*Task directions:* Extract the full set of records that follows, word for word.

* Start Dataset rows *

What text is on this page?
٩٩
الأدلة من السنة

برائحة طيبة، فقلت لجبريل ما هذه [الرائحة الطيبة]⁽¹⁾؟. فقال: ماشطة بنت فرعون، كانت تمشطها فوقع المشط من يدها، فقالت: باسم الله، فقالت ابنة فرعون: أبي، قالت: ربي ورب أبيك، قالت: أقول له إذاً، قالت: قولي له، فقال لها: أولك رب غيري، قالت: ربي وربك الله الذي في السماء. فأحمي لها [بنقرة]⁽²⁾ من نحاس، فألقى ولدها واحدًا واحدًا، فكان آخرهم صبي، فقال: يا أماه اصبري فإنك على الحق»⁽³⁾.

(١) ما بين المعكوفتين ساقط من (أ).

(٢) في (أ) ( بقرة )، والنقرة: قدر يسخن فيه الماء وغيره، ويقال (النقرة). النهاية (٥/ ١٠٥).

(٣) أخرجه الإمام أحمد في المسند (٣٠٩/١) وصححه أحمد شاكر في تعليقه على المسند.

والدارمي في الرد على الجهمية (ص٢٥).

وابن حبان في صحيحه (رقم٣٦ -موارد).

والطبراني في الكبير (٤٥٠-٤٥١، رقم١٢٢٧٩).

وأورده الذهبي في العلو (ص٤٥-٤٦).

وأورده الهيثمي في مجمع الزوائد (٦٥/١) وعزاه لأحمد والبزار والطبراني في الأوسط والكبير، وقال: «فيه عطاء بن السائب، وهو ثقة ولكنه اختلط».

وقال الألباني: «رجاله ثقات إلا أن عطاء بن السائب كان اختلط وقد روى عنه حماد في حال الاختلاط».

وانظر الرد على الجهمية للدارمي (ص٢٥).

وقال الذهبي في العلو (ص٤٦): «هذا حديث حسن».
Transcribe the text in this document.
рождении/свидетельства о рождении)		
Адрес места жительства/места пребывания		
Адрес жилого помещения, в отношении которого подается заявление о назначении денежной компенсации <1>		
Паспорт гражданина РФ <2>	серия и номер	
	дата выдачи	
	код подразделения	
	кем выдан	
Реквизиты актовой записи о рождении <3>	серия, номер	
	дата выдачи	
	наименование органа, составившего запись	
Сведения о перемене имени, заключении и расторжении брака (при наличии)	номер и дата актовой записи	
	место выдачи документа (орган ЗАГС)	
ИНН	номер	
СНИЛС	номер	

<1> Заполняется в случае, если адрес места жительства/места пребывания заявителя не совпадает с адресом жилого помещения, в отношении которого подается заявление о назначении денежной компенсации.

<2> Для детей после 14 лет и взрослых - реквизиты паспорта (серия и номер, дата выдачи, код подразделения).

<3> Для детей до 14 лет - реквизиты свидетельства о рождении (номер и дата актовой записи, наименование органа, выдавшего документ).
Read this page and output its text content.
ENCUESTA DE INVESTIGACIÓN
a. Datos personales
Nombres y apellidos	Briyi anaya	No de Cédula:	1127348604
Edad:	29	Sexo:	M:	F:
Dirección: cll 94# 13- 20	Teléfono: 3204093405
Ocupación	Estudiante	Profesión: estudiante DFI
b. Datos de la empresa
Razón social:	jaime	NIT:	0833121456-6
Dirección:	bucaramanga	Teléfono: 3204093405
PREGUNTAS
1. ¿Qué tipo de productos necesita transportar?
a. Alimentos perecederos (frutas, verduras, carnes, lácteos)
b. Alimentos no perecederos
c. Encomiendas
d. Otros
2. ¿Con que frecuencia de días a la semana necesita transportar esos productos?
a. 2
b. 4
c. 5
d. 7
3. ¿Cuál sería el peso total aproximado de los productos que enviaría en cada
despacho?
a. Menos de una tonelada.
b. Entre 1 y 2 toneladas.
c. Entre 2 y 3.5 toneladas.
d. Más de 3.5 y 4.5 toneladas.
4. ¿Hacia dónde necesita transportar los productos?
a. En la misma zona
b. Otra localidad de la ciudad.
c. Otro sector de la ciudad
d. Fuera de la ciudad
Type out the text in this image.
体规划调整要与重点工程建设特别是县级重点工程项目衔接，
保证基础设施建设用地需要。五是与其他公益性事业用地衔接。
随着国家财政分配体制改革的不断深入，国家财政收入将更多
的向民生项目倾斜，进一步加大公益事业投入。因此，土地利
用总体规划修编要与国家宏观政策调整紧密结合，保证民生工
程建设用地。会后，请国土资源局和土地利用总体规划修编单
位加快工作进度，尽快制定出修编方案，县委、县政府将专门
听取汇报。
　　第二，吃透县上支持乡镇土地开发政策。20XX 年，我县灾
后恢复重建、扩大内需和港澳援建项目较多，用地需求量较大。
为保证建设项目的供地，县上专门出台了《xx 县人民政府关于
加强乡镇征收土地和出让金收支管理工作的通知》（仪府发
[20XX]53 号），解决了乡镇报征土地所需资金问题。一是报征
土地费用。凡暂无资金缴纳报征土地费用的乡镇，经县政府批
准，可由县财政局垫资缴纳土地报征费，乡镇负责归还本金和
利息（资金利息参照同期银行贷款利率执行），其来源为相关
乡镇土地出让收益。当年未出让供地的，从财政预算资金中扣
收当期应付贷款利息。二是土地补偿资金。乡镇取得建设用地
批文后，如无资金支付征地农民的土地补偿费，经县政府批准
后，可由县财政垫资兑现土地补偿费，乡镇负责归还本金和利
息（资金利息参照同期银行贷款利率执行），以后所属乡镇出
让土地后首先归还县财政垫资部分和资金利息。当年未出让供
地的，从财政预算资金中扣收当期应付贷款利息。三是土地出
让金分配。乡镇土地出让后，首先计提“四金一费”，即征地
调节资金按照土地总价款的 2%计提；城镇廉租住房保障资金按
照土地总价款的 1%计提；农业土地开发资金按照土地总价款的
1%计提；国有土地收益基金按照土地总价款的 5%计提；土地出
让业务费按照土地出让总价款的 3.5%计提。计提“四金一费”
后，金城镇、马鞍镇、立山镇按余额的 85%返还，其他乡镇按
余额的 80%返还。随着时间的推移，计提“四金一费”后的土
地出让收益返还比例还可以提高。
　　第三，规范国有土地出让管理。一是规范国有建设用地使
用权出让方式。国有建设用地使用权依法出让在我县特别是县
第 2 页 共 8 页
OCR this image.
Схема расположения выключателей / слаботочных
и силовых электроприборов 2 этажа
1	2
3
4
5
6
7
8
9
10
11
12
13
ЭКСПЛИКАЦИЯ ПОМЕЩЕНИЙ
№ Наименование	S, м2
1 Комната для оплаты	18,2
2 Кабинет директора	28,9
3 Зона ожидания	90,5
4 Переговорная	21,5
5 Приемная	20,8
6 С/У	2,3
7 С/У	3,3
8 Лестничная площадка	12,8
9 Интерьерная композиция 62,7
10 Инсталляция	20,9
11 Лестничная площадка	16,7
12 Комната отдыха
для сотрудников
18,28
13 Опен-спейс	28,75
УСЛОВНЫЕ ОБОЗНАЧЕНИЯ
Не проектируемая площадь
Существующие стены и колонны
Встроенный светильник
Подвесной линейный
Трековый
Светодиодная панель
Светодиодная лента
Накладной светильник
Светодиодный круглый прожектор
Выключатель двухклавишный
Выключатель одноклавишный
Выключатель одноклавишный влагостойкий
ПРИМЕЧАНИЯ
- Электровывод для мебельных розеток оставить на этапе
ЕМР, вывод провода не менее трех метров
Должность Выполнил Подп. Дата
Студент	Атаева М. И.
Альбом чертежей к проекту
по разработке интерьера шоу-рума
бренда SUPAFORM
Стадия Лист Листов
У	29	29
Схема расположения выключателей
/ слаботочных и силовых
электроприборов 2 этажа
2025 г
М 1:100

* End Dataset rows *

*Expected answer:*
What text is on this page?
٩٩
الأدلة من السنة

برائحة طيبة، فقلت لجبريل ما هذه [الرائحة الطيبة]⁽¹⁾؟. فقال: ماشطة بنت فرعون، كانت تمشطها فوقع المشط من يدها، فقالت: باسم الله، فقالت ابنة فرعون: أبي، قالت: ربي ورب أبيك، قالت: أقول له إذاً، قالت: قولي له، فقال لها: أولك رب غيري، قالت: ربي وربك الله الذي في السماء. فأحمي لها [بنقرة]⁽²⁾ من نحاس، فألقى ولدها واحدًا واحدًا، فكان آخرهم صبي، فقال: يا أماه اصبري فإنك على الحق»⁽³⁾.

(١) ما بين المعكوفتين ساقط من (أ).

(٢) في (أ) ( بقرة )، والنقرة: قدر يسخن فيه الماء وغيره، ويقال (النقرة). النهاية (٥/ ١٠٥).

(٣) أخرجه الإمام أحمد في المسند (٣٠٩/١) وصححه أحمد شاكر في تعليقه على المسند.

والدارمي في الرد على الجهمية (ص٢٥).

وابن حبان في صحيحه (رقم٣٦ -موارد).

والطبراني في الكبير (٤٥٠-٤٥١، رقم١٢٢٧٩).

وأورده الذهبي في العلو (ص٤٥-٤٦).

وأورده الهيثمي في مجمع الزوائد (٦٥/١) وعزاه لأحمد والبزار والطبراني في الأوسط والكبير، وقال: «فيه عطاء بن السائب، وهو ثقة ولكنه اختلط».

وقال الألباني: «رجاله ثقات إلا أن عطاء بن السائب كان اختلط وقد روى عنه حماد في حال الاختلاط».

وانظر الرد على الجهمية للدارمي (ص٢٥).

وقال الذهبي في العلو (ص٤٦): «هذا حديث حسن».
Transcribe the text in this document.
рождении/свидетельства о рождении)		
Адрес места жительства/места пребывания		
Адрес жилого помещения, в отношении которого подается заявление о назначении денежной компенсации <1>		
Паспорт гражданина РФ <2>	серия и номер	
	дата выдачи	
	код подразделения	
	кем выдан	
Реквизиты актовой записи о рождении <3>	серия, номер	
	дата выдачи	
	наименование органа, составившего запись	
Сведения о перемене имени, заключении и расторжении брака (при наличии)	номер и дата актовой записи	
	место выдачи документа (орган ЗАГС)	
ИНН	номер	
СНИЛС	номер	

<1> Заполняется в случае, если адрес места жительства/места пребывания заявителя не совпадает с адресом жилого помещения, в отношении которого подается заявление о назначении денежной компенсации.

<2> Для детей после 14 лет и взрослых - реквизиты паспорта (серия и номер, дата выдачи, код подразделения).

<3> Для детей до 14 лет - реквизиты свидетельства о рождении (номер и дата актовой записи, наименование органа, выдавшего документ).
Read this page and output its text content.
ENCUESTA DE INVESTIGACIÓN
a. Datos personales
Nombres y apellidos	Briyi anaya	No de Cédula:	1127348604
Edad:	29	Sexo:	M:	F:
Dirección: cll 94# 13- 20	Teléfono: 3204093405
Ocupación	Estudiante	Profesión: estudiante DFI
b. Datos de la empresa
Razón social:	jaime	NIT:	0833121456-6
Dirección:	bucaramanga	Teléfono: 3204093405
PREGUNTAS
1. ¿Qué tipo de productos necesita transportar?
a. Alimentos perecederos (frutas, verduras, carnes, lácteos)
b. Alimentos no perecederos
c. Encomiendas
d. Otros
2. ¿Con que frecuencia de días a la semana necesita transportar esos productos?
a. 2
b. 4
c. 5
d. 7
3. ¿Cuál sería el peso total aproximado de los productos que enviaría en cada
despacho?
a. Menos de una tonelada.
b. Entre 1 y 2 toneladas.
c. Entre 2 y 3.5 toneladas.
d. Más de 3.5 y 4.5 toneladas.
4. ¿Hacia dónde necesita transportar los productos?
a. En la misma zona
b. Otra localidad de la ciudad.
c. Otro sector de la ciudad
d. Fuera de la ciudad
Type out the text in this image.
体规划调整要与重点工程建设特别是县级重点工程项目衔接，
保证基础设施建设用地需要。五是与其他公益性事业用地衔接。
随着国家财政分配体制改革的不断深入，国家财政收入将更多
的向民生项目倾斜，进一步加大公益事业投入。因此，土地利
用总体规划修编要与国家宏观政策调整紧密结合，保证民生工
程建设用地。会后，请国土资源局和土地利用总体规划修编单
位加快工作进度，尽快制定出修编方案，县委、县政府将专门
听取汇报。
　　第二，吃透县上支持乡镇土地开发政策。20XX 年，我县灾
后恢复重建、扩大内需和港澳援建项目较多，用地需求量较大。
为保证建设项目的供地，县上专门出台了《xx 县人民政府关于
加强乡镇征收土地和出让金收支管理工作的通知》（仪府发
[20XX]53 号），解决了乡镇报征土地所需资金问题。一是报征
土地费用。凡暂无资金缴纳报征土地费用的乡镇，经县政府批
准，可由县财政局垫资缴纳土地报征费，乡镇负责归还本金和
利息（资金利息参照同期银行贷款利率执行），其来源为相关
乡镇土地出让收益。当年未出让供地的，从财政预算资金中扣
收当期应付贷款利息。二是土地补偿资金。乡镇取得建设用地
批文后，如无资金支付征地农民的土地补偿费，经县政府批准
后，可由县财政垫资兑现土地补偿费，乡镇负责归还本金和利
息（资金利息参照同期银行贷款利率执行），以后所属乡镇出
让土地后首先归还县财政垫资部分和资金利息。当年未出让供
地的，从财政预算资金中扣收当期应付贷款利息。三是土地出
让金分配。乡镇土地出让后，首先计提“四金一费”，即征地
调节资金按照土地总价款的 2%计提；城镇廉租住房保障资金按
照土地总价款的 1%计提；农业土地开发资金按照土地总价款的
1%计提；国有土地收益基金按照土地总价款的 5%计提；土地出
让业务费按照土地出让总价款的 3.5%计提。计提“四金一费”
后，金城镇、马鞍镇、立山镇按余额的 85%返还，其他乡镇按
余额的 80%返还。随着时间的推移，计提“四金一费”后的土
地出让收益返还比例还可以提高。
　　第三，规范国有土地出让管理。一是规范国有建设用地使
用权出让方式。国有建设用地使用权依法出让在我县特别是县
第 2 页 共 8 页
OCR this image.
Схема расположения выключателей / слаботочных
и силовых электроприборов 2 этажа
1	2
3
4
5
6
7
8
9
10
11
12
13
ЭКСПЛИКАЦИЯ ПОМЕЩЕНИЙ
№ Наименование	S, м2
1 Комната для оплаты	18,2
2 Кабинет директора	28,9
3 Зона ожидания	90,5
4 Переговорная	21,5
5 Приемная	20,8
6 С/У	2,3
7 С/У	3,3
8 Лестничная площадка	12,8
9 Интерьерная композиция 62,7
10 Инсталляция	20,9
11 Лестничная площадка	16,7
12 Комната отдыха
для сотрудников
18,28
13 Опен-спейс	28,75
УСЛОВНЫЕ ОБОЗНАЧЕНИЯ
Не проектируемая площадь
Существующие стены и колонны
Встроенный светильник
Подвесной линейный
Трековый
Светодиодная панель
Светодиодная лента
Накладной светильник
Светодиодный круглый прожектор
Выключатель двухклавишный
Выключатель одноклавишный
Выключатель одноклавишный влагостойкий
ПРИМЕЧАНИЯ
- Электровывод для мебельных розеток оставить на этапе
ЕМР, вывод провода не менее трех метров
Должность Выполнил Подп. Дата
Студент	Атаева М. И.
Альбом чертежей к проекту
по разработке интерьера шоу-рума
бренда SUPAFORM
Стадия Лист Листов
У	29	29
Схема расположения выключателей
/ слаботочных и силовых
электроприборов 2 этажа
2025 г
М 1:100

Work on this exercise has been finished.